» Supplied information
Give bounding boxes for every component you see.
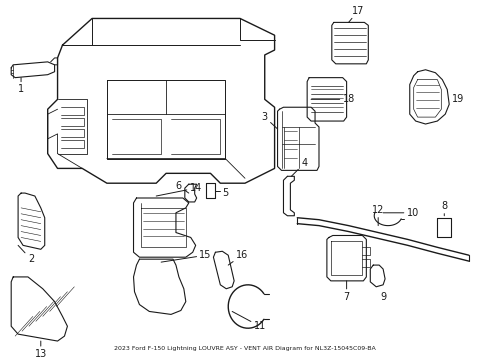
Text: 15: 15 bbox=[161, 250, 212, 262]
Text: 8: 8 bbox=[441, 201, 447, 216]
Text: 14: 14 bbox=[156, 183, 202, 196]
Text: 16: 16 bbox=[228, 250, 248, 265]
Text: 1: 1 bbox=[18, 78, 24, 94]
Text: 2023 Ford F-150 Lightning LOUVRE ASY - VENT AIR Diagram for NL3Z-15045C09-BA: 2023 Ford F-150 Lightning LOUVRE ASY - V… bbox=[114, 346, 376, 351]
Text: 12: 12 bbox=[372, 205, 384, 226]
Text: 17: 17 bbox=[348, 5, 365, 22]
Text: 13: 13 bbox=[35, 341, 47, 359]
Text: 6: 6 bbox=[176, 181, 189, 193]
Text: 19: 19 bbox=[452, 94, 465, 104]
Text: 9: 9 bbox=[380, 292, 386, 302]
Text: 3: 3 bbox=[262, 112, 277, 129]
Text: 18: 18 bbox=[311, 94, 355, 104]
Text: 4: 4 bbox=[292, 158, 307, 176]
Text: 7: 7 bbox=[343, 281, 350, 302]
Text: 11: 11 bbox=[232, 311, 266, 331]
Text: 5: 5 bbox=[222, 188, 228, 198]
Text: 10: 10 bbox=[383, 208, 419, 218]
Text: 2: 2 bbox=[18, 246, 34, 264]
...
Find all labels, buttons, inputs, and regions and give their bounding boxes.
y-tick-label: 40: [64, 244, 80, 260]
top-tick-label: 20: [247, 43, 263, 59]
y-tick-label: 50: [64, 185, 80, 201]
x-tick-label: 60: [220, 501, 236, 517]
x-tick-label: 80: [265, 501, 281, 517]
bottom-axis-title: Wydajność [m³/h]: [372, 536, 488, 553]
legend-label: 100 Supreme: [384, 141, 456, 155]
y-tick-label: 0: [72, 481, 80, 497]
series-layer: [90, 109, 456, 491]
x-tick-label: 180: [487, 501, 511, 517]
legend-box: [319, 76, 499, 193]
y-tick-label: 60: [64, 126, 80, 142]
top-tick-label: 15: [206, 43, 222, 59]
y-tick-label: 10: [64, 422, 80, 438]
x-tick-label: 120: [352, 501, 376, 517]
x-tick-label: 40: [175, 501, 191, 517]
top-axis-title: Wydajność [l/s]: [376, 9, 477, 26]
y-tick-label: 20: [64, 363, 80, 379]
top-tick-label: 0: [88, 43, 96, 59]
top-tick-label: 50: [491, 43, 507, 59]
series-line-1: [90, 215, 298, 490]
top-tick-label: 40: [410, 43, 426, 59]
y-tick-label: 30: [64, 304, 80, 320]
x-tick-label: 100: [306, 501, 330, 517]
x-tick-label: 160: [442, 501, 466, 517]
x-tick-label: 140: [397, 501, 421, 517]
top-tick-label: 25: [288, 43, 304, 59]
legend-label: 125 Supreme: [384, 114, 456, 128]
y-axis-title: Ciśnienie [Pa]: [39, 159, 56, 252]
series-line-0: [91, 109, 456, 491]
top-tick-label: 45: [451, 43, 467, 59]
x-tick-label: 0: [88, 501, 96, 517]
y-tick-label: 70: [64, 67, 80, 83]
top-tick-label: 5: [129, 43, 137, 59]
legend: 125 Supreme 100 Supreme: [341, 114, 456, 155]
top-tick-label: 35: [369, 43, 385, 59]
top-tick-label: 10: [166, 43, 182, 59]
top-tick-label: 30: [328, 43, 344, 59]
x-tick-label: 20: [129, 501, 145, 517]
--
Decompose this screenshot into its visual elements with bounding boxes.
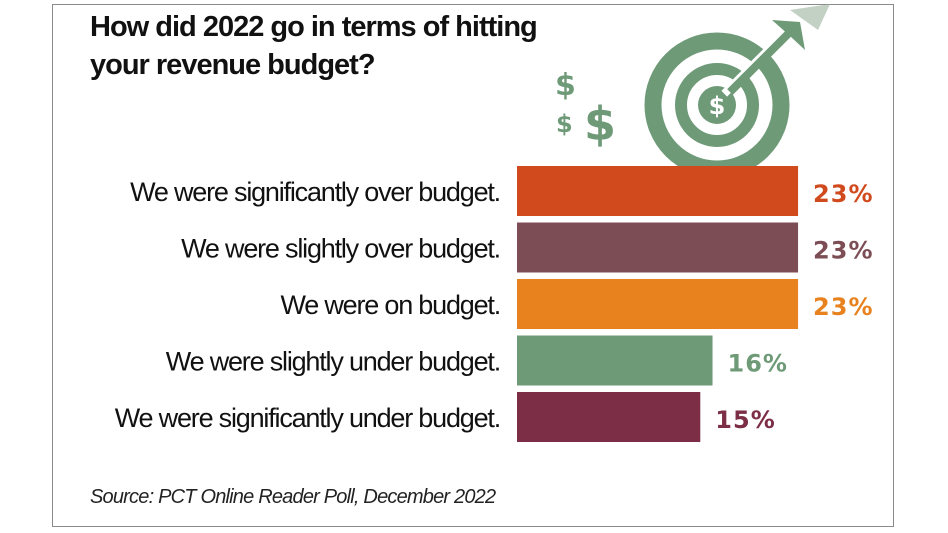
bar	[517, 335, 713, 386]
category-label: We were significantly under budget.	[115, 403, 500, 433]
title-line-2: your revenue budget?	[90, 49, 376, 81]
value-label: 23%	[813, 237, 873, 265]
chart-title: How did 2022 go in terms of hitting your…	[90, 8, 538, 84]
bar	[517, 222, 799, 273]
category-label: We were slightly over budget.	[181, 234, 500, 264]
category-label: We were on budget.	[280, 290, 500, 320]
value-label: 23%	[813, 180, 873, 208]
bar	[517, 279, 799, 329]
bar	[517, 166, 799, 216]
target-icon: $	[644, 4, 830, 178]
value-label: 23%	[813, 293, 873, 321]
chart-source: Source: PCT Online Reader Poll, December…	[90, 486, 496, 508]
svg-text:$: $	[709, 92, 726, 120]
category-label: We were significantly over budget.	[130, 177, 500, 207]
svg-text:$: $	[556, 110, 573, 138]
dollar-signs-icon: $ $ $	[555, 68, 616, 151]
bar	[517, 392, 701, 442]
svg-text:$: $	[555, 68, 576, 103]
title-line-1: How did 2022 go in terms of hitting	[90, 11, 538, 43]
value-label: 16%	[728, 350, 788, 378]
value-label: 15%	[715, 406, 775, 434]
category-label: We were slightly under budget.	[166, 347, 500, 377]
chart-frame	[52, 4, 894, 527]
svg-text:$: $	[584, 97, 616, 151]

» Work to be completed
Please print, character for character, the lines of the items starting with the line that contains "335, 713, 386]" and going on through the line that contains "237, 873, 265]", with both of those lines included.

» Solution for this task
bar	[517, 335, 713, 386]
category-label: We were significantly under budget.	[115, 403, 500, 433]
title-line-2: your revenue budget?	[90, 49, 376, 81]
value-label: 23%	[813, 237, 873, 265]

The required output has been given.